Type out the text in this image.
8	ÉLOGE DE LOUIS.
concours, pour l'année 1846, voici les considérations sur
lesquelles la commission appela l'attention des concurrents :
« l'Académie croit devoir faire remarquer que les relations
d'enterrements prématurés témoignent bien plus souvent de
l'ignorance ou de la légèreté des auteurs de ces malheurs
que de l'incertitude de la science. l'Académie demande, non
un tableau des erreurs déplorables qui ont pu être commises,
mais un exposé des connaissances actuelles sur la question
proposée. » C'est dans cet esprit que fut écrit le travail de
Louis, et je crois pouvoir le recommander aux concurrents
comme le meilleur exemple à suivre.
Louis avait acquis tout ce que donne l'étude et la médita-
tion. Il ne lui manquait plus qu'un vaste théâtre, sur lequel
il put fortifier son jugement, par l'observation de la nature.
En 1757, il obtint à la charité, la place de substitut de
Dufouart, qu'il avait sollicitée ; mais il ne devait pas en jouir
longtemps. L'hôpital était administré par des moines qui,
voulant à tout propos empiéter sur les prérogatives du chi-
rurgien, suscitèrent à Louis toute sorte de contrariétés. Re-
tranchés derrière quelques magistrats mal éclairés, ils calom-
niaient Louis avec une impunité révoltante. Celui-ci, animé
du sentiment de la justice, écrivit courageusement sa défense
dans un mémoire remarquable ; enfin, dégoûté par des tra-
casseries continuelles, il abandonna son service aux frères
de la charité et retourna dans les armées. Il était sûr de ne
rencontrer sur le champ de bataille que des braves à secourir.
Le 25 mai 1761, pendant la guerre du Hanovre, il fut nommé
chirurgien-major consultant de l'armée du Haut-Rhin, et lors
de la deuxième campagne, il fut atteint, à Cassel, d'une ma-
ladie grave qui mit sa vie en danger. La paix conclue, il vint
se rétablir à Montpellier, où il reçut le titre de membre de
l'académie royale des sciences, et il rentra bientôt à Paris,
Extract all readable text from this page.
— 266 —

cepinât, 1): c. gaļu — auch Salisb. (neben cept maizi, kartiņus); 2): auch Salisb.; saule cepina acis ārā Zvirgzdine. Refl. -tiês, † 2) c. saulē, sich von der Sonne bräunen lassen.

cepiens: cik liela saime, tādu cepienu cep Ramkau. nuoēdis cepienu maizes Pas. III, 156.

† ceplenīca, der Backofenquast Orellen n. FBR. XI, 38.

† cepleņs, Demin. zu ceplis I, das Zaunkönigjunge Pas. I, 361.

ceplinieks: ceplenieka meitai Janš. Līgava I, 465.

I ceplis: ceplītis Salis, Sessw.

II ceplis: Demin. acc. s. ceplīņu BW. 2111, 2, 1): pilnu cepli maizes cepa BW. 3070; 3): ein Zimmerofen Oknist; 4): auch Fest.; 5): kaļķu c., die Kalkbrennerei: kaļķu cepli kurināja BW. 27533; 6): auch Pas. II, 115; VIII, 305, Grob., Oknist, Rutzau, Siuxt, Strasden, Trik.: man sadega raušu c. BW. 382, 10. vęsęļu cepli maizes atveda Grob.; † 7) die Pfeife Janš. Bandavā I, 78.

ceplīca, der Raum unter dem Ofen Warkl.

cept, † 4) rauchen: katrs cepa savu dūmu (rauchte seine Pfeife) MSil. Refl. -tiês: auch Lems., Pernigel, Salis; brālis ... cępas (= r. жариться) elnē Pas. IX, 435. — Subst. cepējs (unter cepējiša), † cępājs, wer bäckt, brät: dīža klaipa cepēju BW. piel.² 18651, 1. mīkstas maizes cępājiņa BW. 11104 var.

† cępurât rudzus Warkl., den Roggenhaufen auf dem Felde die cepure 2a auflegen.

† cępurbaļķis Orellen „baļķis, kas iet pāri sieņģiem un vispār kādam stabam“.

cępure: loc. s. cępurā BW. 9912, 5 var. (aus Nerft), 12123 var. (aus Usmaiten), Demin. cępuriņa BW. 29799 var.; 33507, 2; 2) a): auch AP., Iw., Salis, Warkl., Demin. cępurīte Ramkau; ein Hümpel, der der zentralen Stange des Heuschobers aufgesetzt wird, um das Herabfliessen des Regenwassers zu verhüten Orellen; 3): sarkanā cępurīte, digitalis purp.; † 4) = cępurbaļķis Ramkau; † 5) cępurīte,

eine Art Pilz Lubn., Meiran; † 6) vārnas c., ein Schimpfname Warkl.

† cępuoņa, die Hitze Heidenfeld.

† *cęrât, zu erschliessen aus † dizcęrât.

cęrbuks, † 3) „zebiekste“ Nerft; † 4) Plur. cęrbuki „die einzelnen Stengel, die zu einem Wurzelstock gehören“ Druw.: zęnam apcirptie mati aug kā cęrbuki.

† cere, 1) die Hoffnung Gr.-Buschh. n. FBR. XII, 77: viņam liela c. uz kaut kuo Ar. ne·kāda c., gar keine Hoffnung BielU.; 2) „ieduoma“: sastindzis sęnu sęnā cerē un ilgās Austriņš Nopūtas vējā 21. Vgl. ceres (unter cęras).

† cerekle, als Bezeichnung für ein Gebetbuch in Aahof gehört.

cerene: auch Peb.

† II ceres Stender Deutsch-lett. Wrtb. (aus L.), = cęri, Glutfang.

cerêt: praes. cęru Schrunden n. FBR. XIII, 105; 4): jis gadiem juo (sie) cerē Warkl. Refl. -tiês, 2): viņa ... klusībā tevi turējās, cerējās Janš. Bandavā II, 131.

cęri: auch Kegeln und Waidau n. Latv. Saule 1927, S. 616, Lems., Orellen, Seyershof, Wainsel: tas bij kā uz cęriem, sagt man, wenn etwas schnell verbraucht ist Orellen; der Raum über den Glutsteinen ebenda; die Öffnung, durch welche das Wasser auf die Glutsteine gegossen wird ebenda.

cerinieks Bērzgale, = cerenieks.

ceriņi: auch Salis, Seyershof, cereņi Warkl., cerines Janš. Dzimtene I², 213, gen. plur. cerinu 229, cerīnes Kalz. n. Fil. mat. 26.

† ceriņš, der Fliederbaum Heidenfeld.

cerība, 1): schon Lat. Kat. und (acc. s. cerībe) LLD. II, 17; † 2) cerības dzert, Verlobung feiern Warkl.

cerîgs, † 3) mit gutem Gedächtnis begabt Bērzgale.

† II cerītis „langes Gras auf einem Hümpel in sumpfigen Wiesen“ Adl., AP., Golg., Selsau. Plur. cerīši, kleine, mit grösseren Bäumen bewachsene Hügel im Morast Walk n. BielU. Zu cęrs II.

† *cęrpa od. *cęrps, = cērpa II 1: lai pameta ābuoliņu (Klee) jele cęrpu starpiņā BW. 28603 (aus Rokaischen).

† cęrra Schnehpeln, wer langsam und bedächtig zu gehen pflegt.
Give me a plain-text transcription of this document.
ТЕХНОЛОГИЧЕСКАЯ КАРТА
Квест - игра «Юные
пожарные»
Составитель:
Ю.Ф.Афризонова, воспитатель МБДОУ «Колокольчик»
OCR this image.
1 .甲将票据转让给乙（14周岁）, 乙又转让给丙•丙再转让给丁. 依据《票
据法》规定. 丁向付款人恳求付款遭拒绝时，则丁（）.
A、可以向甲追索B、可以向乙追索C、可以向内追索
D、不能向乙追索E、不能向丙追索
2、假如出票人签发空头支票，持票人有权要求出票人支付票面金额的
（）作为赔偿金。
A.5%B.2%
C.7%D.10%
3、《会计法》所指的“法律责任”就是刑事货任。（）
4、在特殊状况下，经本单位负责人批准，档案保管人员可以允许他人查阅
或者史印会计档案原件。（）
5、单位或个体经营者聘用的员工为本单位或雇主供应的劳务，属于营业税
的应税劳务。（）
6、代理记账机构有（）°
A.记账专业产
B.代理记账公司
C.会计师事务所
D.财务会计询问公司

Task prompt >> Find every line containing the word "auch", then give the total and nothing more.

Output of the exercise >> 7